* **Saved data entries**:
● ● ● ●

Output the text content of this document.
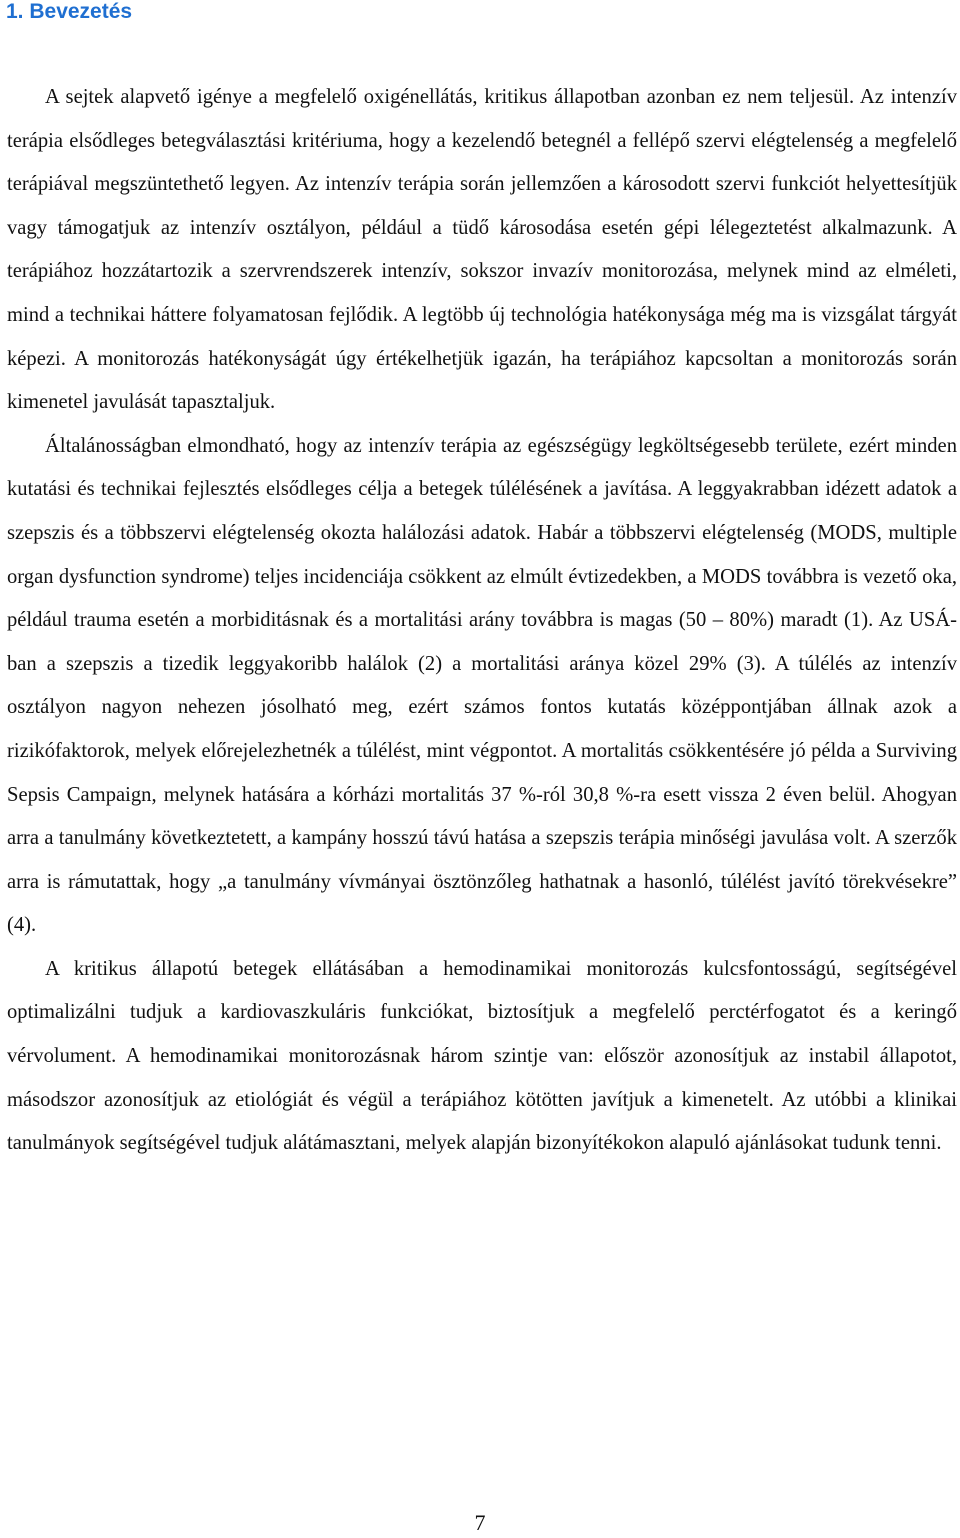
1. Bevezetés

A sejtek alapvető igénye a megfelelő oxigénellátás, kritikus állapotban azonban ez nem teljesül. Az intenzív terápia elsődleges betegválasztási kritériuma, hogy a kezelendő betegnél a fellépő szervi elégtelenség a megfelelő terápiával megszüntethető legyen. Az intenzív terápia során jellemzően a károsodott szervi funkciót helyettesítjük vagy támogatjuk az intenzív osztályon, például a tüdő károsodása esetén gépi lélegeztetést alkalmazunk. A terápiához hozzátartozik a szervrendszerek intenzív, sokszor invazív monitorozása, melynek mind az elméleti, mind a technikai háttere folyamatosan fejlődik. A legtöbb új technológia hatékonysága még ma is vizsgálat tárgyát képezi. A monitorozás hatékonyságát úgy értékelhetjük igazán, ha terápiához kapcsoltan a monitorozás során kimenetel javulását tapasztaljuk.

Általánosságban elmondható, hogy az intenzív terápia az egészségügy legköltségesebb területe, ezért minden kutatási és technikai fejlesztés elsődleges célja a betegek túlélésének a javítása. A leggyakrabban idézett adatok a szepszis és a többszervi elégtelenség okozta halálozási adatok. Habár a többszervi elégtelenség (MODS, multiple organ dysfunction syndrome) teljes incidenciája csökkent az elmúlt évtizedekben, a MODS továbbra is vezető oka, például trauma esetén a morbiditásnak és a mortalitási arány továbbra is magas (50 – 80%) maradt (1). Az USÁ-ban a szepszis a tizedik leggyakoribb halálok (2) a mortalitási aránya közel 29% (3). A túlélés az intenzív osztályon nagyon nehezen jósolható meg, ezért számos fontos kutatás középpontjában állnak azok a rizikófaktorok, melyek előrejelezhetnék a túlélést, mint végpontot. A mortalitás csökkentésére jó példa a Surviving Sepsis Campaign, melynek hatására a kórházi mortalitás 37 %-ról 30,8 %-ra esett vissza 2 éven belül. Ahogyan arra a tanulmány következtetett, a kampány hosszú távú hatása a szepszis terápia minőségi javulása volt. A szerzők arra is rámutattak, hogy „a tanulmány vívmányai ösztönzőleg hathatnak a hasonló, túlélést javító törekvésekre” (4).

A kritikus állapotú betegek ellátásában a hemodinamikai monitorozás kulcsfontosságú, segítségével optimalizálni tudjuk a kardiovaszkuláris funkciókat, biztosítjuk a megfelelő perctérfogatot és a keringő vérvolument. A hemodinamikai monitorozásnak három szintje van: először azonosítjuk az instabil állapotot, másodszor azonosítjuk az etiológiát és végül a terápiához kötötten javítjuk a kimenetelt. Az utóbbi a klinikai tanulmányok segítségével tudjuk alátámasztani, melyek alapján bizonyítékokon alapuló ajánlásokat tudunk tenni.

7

● ● ● ●

* **Task instructions**:
Pictures are excluded; copy all other data exactly as shown.

* **Written answer**:
Output the text content of this document.
1. Bevezetés

A sejtek alapvető igénye a megfelelő oxigénellátás, kritikus állapotban azonban ez nem teljesül. Az intenzív terápia elsődleges betegválasztási kritériuma, hogy a kezelendő betegnél a fellépő szervi elégtelenség a megfelelő terápiával megszüntethető legyen. Az intenzív terápia során jellemzően a károsodott szervi funkciót helyettesítjük vagy támogatjuk az intenzív osztályon, például a tüdő károsodása esetén gépi lélegeztetést alkalmazunk. A terápiához hozzátartozik a szervrendszerek intenzív, sokszor invazív monitorozása, melynek mind az elméleti, mind a technikai háttere folyamatosan fejlődik. A legtöbb új technológia hatékonysága még ma is vizsgálat tárgyát képezi. A monitorozás hatékonyságát úgy értékelhetjük igazán, ha terápiához kapcsoltan a monitorozás során kimenetel javulását tapasztaljuk.

Általánosságban elmondható, hogy az intenzív terápia az egészségügy legköltségesebb területe, ezért minden kutatási és technikai fejlesztés elsődleges célja a betegek túlélésének a javítása. A leggyakrabban idézett adatok a szepszis és a többszervi elégtelenség okozta halálozási adatok. Habár a többszervi elégtelenség (MODS, multiple organ dysfunction syndrome) teljes incidenciája csökkent az elmúlt évtizedekben, a MODS továbbra is vezető oka, például trauma esetén a morbiditásnak és a mortalitási arány továbbra is magas (50 – 80%) maradt (1). Az USÁ-ban a szepszis a tizedik leggyakoribb halálok (2) a mortalitási aránya közel 29% (3). A túlélés az intenzív osztályon nagyon nehezen jósolható meg, ezért számos fontos kutatás középpontjában állnak azok a rizikófaktorok, melyek előrejelezhetnék a túlélést, mint végpontot. A mortalitás csökkentésére jó példa a Surviving Sepsis Campaign, melynek hatására a kórházi mortalitás 37 %-ról 30,8 %-ra esett vissza 2 éven belül. Ahogyan arra a tanulmány következtetett, a kampány hosszú távú hatása a szepszis terápia minőségi javulása volt. A szerzők arra is rámutattak, hogy „a tanulmány vívmányai ösztönzőleg hathatnak a hasonló, túlélést javító törekvésekre” (4).

A kritikus állapotú betegek ellátásában a hemodinamikai monitorozás kulcsfontosságú, segítségével optimalizálni tudjuk a kardiovaszkuláris funkciókat, biztosítjuk a megfelelő perctérfogatot és a keringő vérvolument. A hemodinamikai monitorozásnak három szintje van: először azonosítjuk az instabil állapotot, másodszor azonosítjuk az etiológiát és végül a terápiához kötötten javítjuk a kimenetelt. Az utóbbi a klinikai tanulmányok segítségével tudjuk alátámasztani, melyek alapján bizonyítékokon alapuló ajánlásokat tudunk tenni.

7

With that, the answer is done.